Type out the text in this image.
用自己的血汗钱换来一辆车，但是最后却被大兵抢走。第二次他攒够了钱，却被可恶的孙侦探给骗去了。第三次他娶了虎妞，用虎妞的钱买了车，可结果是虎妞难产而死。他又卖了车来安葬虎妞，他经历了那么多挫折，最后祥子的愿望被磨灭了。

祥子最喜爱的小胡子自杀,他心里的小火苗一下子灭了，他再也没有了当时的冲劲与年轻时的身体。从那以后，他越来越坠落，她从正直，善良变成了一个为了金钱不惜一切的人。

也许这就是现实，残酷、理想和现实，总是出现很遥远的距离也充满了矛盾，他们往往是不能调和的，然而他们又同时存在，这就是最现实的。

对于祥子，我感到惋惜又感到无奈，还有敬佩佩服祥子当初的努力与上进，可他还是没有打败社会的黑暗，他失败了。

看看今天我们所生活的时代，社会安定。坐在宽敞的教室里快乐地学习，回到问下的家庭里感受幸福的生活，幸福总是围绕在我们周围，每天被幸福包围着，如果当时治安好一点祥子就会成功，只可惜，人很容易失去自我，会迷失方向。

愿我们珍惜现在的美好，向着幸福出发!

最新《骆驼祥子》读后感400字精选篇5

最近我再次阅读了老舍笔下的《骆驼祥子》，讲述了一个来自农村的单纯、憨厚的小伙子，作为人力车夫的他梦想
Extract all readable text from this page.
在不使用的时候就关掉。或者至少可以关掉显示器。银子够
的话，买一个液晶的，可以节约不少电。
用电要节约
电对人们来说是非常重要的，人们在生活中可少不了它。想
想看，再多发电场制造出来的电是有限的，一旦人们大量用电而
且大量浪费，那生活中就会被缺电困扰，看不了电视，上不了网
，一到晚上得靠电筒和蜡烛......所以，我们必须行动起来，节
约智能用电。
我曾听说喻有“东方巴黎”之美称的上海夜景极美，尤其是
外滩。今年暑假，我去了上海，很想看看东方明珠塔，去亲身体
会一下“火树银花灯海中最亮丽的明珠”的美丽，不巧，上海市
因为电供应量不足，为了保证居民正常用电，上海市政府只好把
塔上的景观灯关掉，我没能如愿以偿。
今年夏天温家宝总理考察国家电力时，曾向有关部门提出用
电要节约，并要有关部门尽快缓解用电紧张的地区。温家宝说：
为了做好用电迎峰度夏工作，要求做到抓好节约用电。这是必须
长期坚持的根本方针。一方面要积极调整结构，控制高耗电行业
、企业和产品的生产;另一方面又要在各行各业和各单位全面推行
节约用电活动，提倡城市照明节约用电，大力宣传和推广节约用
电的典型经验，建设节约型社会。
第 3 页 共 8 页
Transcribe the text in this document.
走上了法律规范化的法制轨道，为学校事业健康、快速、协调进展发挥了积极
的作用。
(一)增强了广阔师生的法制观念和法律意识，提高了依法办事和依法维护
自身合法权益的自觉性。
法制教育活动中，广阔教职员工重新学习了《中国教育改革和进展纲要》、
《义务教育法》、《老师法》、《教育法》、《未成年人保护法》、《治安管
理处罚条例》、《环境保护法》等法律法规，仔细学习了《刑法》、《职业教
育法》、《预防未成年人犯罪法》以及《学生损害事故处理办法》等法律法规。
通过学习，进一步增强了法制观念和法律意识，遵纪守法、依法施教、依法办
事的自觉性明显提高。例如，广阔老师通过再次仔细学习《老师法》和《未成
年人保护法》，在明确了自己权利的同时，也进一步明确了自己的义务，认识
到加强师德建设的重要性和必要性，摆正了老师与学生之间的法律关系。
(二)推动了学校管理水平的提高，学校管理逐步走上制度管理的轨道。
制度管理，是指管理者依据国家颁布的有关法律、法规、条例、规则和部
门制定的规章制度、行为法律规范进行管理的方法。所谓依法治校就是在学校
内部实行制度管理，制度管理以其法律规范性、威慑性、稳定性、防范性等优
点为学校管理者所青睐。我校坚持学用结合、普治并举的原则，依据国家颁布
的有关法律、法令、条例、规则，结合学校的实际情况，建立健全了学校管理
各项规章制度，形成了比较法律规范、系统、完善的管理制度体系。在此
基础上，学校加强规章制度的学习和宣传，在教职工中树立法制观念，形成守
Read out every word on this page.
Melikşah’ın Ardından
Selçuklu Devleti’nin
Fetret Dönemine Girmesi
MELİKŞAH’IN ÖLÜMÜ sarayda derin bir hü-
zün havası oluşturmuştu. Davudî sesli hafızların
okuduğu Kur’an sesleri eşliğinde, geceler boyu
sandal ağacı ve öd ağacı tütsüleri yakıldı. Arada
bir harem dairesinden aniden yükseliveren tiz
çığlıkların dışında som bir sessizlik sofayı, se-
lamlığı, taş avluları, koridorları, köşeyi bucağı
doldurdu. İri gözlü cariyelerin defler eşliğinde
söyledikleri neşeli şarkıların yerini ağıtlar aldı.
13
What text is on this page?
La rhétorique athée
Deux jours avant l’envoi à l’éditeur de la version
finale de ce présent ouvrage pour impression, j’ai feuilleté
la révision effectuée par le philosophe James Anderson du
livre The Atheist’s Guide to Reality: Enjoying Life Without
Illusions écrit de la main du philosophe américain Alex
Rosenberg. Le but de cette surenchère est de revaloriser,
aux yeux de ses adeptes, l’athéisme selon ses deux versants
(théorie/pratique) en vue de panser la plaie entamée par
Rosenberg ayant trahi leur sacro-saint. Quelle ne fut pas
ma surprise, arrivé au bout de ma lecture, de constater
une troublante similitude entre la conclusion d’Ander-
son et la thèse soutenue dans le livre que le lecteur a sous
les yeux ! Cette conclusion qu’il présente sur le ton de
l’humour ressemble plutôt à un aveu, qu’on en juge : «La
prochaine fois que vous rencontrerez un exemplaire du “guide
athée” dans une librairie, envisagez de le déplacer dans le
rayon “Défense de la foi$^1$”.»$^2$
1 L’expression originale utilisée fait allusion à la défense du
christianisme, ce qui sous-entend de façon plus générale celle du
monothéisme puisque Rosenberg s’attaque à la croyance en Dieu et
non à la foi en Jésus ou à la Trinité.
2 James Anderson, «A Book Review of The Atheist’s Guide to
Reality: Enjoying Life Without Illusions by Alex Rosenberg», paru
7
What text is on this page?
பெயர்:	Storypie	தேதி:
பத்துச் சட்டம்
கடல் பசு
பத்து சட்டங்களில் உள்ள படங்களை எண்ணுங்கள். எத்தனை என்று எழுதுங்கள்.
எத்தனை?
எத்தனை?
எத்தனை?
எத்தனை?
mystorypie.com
═══
• _Work to complete_
Exactly as written above, please repeat the entries.

• _Solution for this problem_
Type out the text in this image.
用自己的血汗钱换来一辆车，但是最后却被大兵抢走。第二次他攒够了钱，却被可恶的孙侦探给骗去了。第三次他娶了虎妞，用虎妞的钱买了车，可结果是虎妞难产而死。他又卖了车来安葬虎妞，他经历了那么多挫折，最后祥子的愿望被磨灭了。

祥子最喜爱的小胡子自杀,他心里的小火苗一下子灭了，他再也没有了当时的冲劲与年轻时的身体。从那以后，他越来越坠落，她从正直，善良变成了一个为了金钱不惜一切的人。

也许这就是现实，残酷、理想和现实，总是出现很遥远的距离也充满了矛盾，他们往往是不能调和的，然而他们又同时存在，这就是最现实的。

对于祥子，我感到惋惜又感到无奈，还有敬佩佩服祥子当初的努力与上进，可他还是没有打败社会的黑暗，他失败了。

看看今天我们所生活的时代，社会安定。坐在宽敞的教室里快乐地学习，回到问下的家庭里感受幸福的生活，幸福总是围绕在我们周围，每天被幸福包围着，如果当时治安好一点祥子就会成功，只可惜，人很容易失去自我，会迷失方向。

愿我们珍惜现在的美好，向着幸福出发!

最新《骆驼祥子》读后感400字精选篇5

最近我再次阅读了老舍笔下的《骆驼祥子》，讲述了一个来自农村的单纯、憨厚的小伙子，作为人力车夫的他梦想
Extract all readable text from this page.
在不使用的时候就关掉。或者至少可以关掉显示器。银子够
的话，买一个液晶的，可以节约不少电。
用电要节约
电对人们来说是非常重要的，人们在生活中可少不了它。想
想看，再多发电场制造出来的电是有限的，一旦人们大量用电而
且大量浪费，那生活中就会被缺电困扰，看不了电视，上不了网
，一到晚上得靠电筒和蜡烛......所以，我们必须行动起来，节
约智能用电。
我曾听说喻有“东方巴黎”之美称的上海夜景极美，尤其是
外滩。今年暑假，我去了上海，很想看看东方明珠塔，去亲身体
会一下“火树银花灯海中最亮丽的明珠”的美丽，不巧，上海市
因为电供应量不足，为了保证居民正常用电，上海市政府只好把
塔上的景观灯关掉，我没能如愿以偿。
今年夏天温家宝总理考察国家电力时，曾向有关部门提出用
电要节约，并要有关部门尽快缓解用电紧张的地区。温家宝说：
为了做好用电迎峰度夏工作，要求做到抓好节约用电。这是必须
长期坚持的根本方针。一方面要积极调整结构，控制高耗电行业
、企业和产品的生产;另一方面又要在各行各业和各单位全面推行
节约用电活动，提倡城市照明节约用电，大力宣传和推广节约用
电的典型经验，建设节约型社会。
第 3 页 共 8 页
Transcribe the text in this document.
走上了法律规范化的法制轨道，为学校事业健康、快速、协调进展发挥了积极
的作用。
(一)增强了广阔师生的法制观念和法律意识，提高了依法办事和依法维护
自身合法权益的自觉性。
法制教育活动中，广阔教职员工重新学习了《中国教育改革和进展纲要》、
《义务教育法》、《老师法》、《教育法》、《未成年人保护法》、《治安管
理处罚条例》、《环境保护法》等法律法规，仔细学习了《刑法》、《职业教
育法》、《预防未成年人犯罪法》以及《学生损害事故处理办法》等法律法规。
通过学习，进一步增强了法制观念和法律意识，遵纪守法、依法施教、依法办
事的自觉性明显提高。例如，广阔老师通过再次仔细学习《老师法》和《未成
年人保护法》，在明确了自己权利的同时，也进一步明确了自己的义务，认识
到加强师德建设的重要性和必要性，摆正了老师与学生之间的法律关系。
(二)推动了学校管理水平的提高，学校管理逐步走上制度管理的轨道。
制度管理，是指管理者依据国家颁布的有关法律、法规、条例、规则和部
门制定的规章制度、行为法律规范进行管理的方法。所谓依法治校就是在学校
内部实行制度管理，制度管理以其法律规范性、威慑性、稳定性、防范性等优
点为学校管理者所青睐。我校坚持学用结合、普治并举的原则，依据国家颁布
的有关法律、法令、条例、规则，结合学校的实际情况，建立健全了学校管理
各项规章制度，形成了比较法律规范、系统、完善的管理制度体系。在此
基础上，学校加强规章制度的学习和宣传，在教职工中树立法制观念，形成守
Read out every word on this page.
Melikşah’ın Ardından
Selçuklu Devleti’nin
Fetret Dönemine Girmesi
MELİKŞAH’IN ÖLÜMÜ sarayda derin bir hü-
zün havası oluşturmuştu. Davudî sesli hafızların
okuduğu Kur’an sesleri eşliğinde, geceler boyu
sandal ağacı ve öd ağacı tütsüleri yakıldı. Arada
bir harem dairesinden aniden yükseliveren tiz
çığlıkların dışında som bir sessizlik sofayı, se-
lamlığı, taş avluları, koridorları, köşeyi bucağı
doldurdu. İri gözlü cariyelerin defler eşliğinde
söyledikleri neşeli şarkıların yerini ağıtlar aldı.
13
What text is on this page?
La rhétorique athée
Deux jours avant l’envoi à l’éditeur de la version
finale de ce présent ouvrage pour impression, j’ai feuilleté
la révision effectuée par le philosophe James Anderson du
livre The Atheist’s Guide to Reality: Enjoying Life Without
Illusions écrit de la main du philosophe américain Alex
Rosenberg. Le but de cette surenchère est de revaloriser,
aux yeux de ses adeptes, l’athéisme selon ses deux versants
(théorie/pratique) en vue de panser la plaie entamée par
Rosenberg ayant trahi leur sacro-saint. Quelle ne fut pas
ma surprise, arrivé au bout de ma lecture, de constater
une troublante similitude entre la conclusion d’Ander-
son et la thèse soutenue dans le livre que le lecteur a sous
les yeux ! Cette conclusion qu’il présente sur le ton de
l’humour ressemble plutôt à un aveu, qu’on en juge : «La
prochaine fois que vous rencontrerez un exemplaire du “guide
athée” dans une librairie, envisagez de le déplacer dans le
rayon “Défense de la foi$^1$”.»$^2$
1 L’expression originale utilisée fait allusion à la défense du
christianisme, ce qui sous-entend de façon plus générale celle du
monothéisme puisque Rosenberg s’attaque à la croyance en Dieu et
non à la foi en Jésus ou à la Trinité.
2 James Anderson, «A Book Review of The Atheist’s Guide to
Reality: Enjoying Life Without Illusions by Alex Rosenberg», paru
7
What text is on this page?
பெயர்:	Storypie	தேதி:
பத்துச் சட்டம்
கடல் பசு
பத்து சட்டங்களில் உள்ள படங்களை எண்ணுங்கள். எத்தனை என்று எழுதுங்கள்.
எத்தனை?
எத்தனை?
எத்தனை?
எத்தனை?
mystorypie.com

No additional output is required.